▶ [Task goal]
Repeat the material below word for word and leave out all pictures.

========

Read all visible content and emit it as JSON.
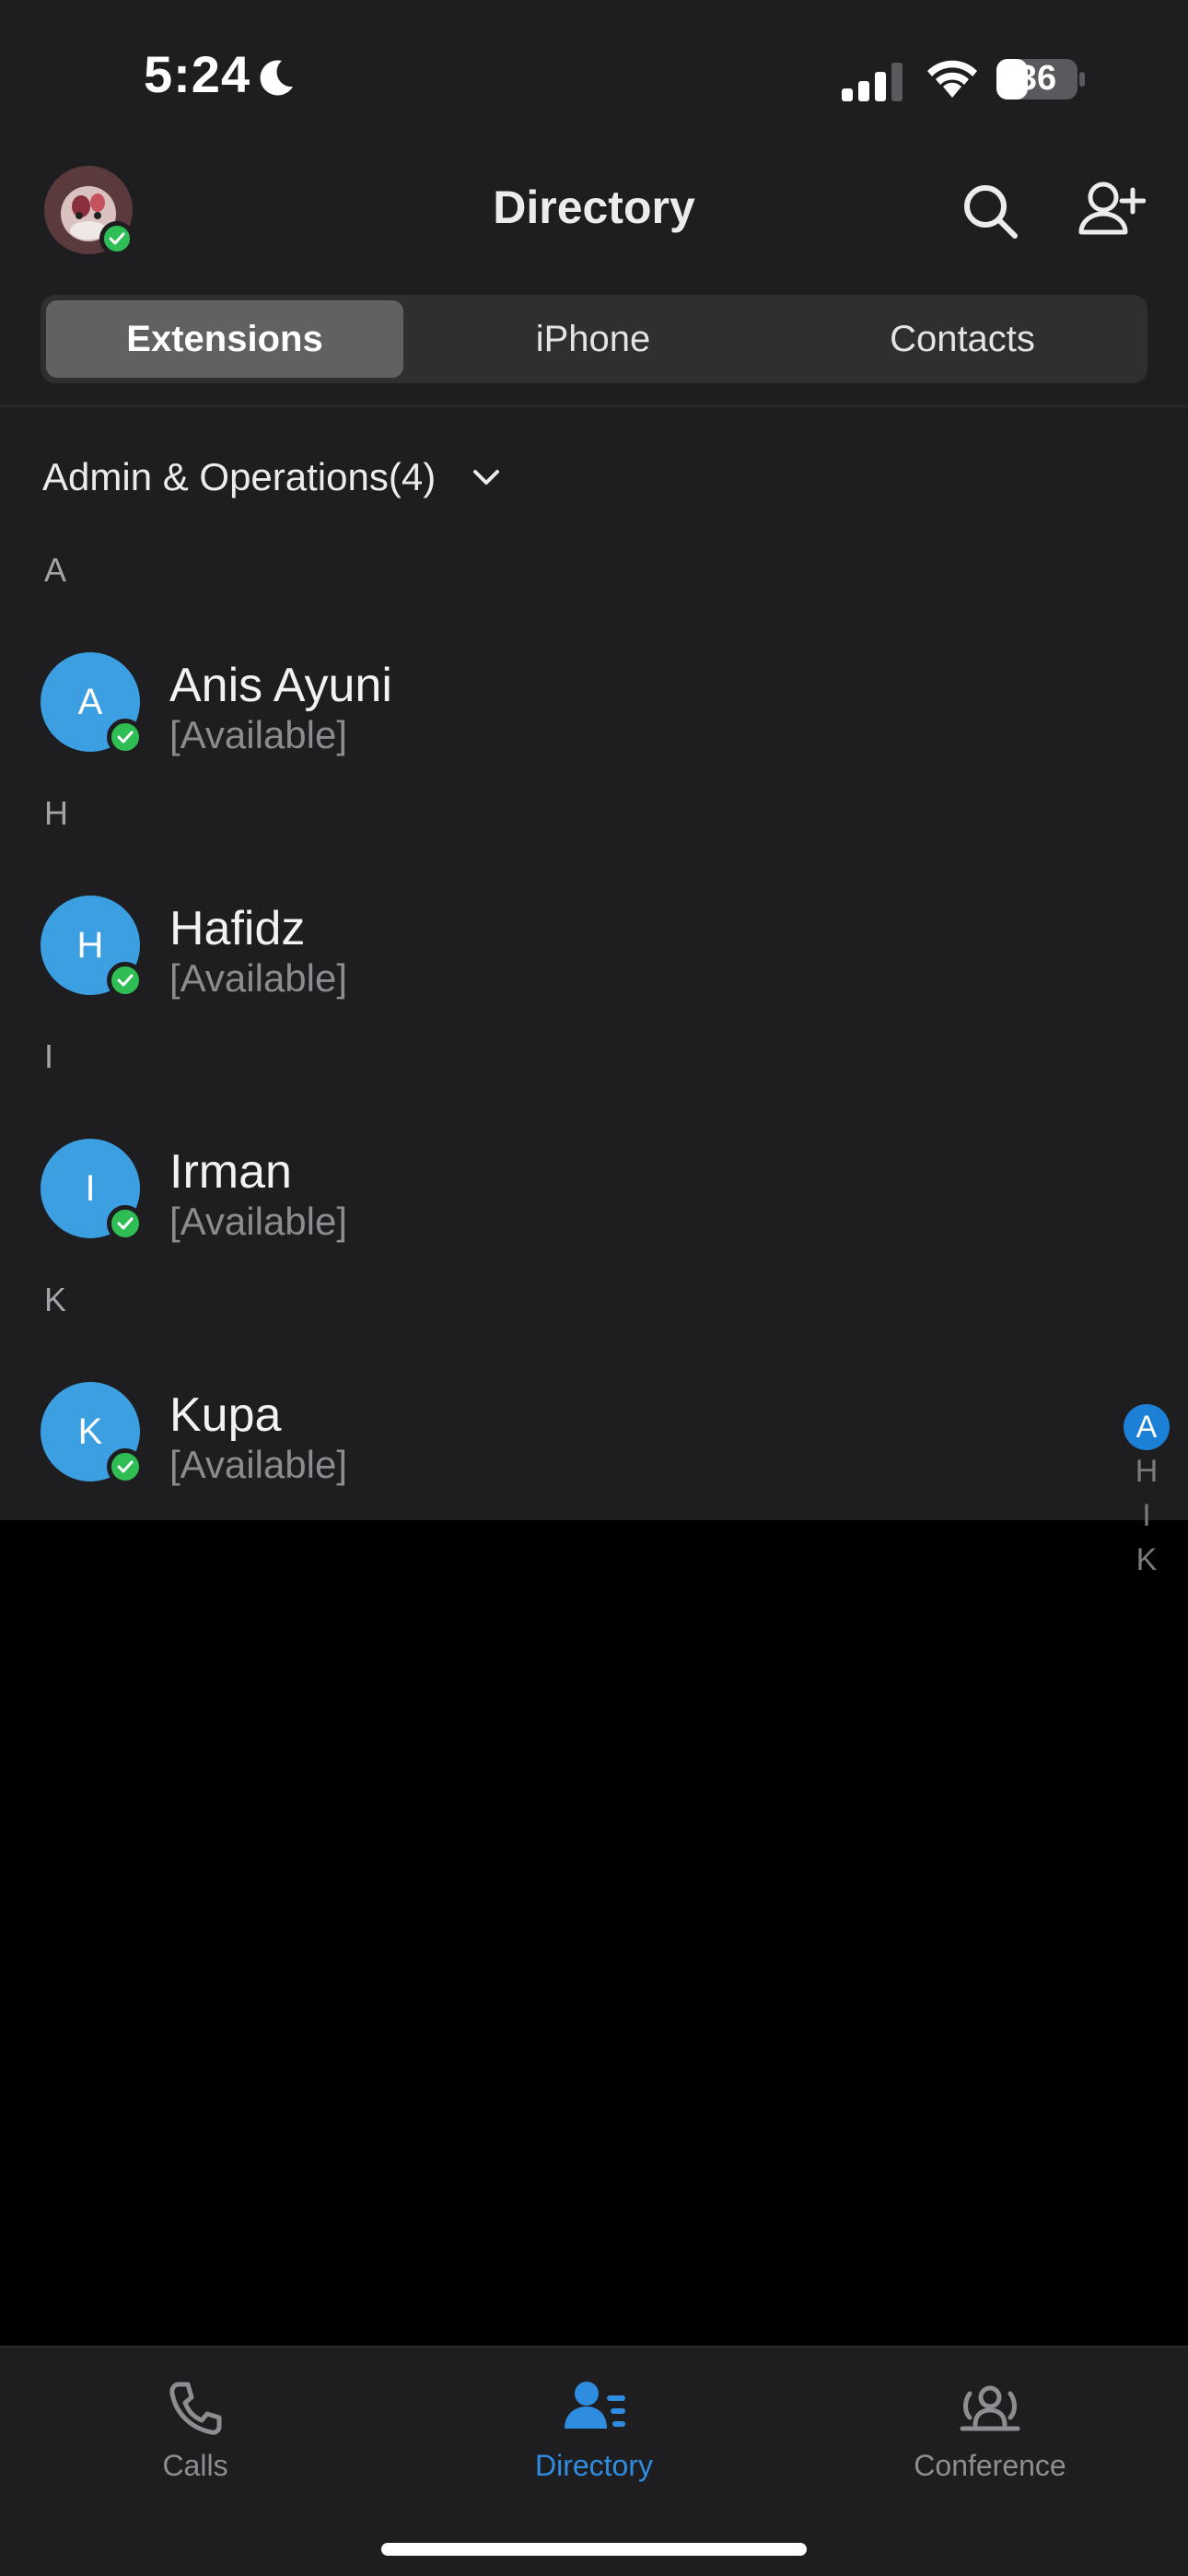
{
  "status_bar": {
    "time": "5:24",
    "battery": "36"
  },
  "header": {
    "title": "Directory"
  },
  "tabs": [
    {
      "label": "Extensions",
      "active": true
    },
    {
      "label": "iPhone",
      "active": false
    },
    {
      "label": "Contacts",
      "active": false
    }
  ],
  "group": {
    "label": "Admin & Operations(4)"
  },
  "sections": [
    {
      "letter": "A",
      "contacts": [
        {
          "initial": "A",
          "name": "Anis Ayuni",
          "status": "[Available]"
        }
      ]
    },
    {
      "letter": "H",
      "contacts": [
        {
          "initial": "H",
          "name": "Hafidz",
          "status": "[Available]"
        }
      ]
    },
    {
      "letter": "I",
      "contacts": [
        {
          "initial": "I",
          "name": "Irman",
          "status": "[Available]"
        }
      ]
    },
    {
      "letter": "K",
      "contacts": [
        {
          "initial": "K",
          "name": "Kupa",
          "status": "[Available]"
        }
      ]
    }
  ],
  "index": [
    "A",
    "H",
    "I",
    "K"
  ],
  "bottom_nav": [
    {
      "label": "Calls",
      "icon": "phone-icon",
      "active": false
    },
    {
      "label": "Directory",
      "icon": "directory-icon",
      "active": true
    },
    {
      "label": "Conference",
      "icon": "conference-icon",
      "active": false
    }
  ],
  "colors": {
    "accent": "#2f8de0",
    "avatar": "#3b9fe1",
    "presence": "#2fbe56",
    "background": "#1e1e20"
  }
}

========

▶ [The completed task]
Read all visible content and emit it as JSON.
{
  "status_bar": {
    "time": "5:24",
    "battery": "36"
  },
  "header": {
    "title": "Directory"
  },
  "tabs": [
    {
      "label": "Extensions",
      "active": true
    },
    {
      "label": "iPhone",
      "active": false
    },
    {
      "label": "Contacts",
      "active": false
    }
  ],
  "group": {
    "label": "Admin & Operations(4)"
  },
  "sections": [
    {
      "letter": "A",
      "contacts": [
        {
          "initial": "A",
          "name": "Anis Ayuni",
          "status": "[Available]"
        }
      ]
    },
    {
      "letter": "H",
      "contacts": [
        {
          "initial": "H",
          "name": "Hafidz",
          "status": "[Available]"
        }
      ]
    },
    {
      "letter": "I",
      "contacts": [
        {
          "initial": "I",
          "name": "Irman",
          "status": "[Available]"
        }
      ]
    },
    {
      "letter": "K",
      "contacts": [
        {
          "initial": "K",
          "name": "Kupa",
          "status": "[Available]"
        }
      ]
    }
  ],
  "index": [
    "A",
    "H",
    "I",
    "K"
  ],
  "bottom_nav": [
    {
      "label": "Calls",
      "icon": "phone-icon",
      "active": false
    },
    {
      "label": "Directory",
      "icon": "directory-icon",
      "active": true
    },
    {
      "label": "Conference",
      "icon": "conference-icon",
      "active": false
    }
  ],
  "colors": {
    "accent": "#2f8de0",
    "avatar": "#3b9fe1",
    "presence": "#2fbe56",
    "background": "#1e1e20"
  }
}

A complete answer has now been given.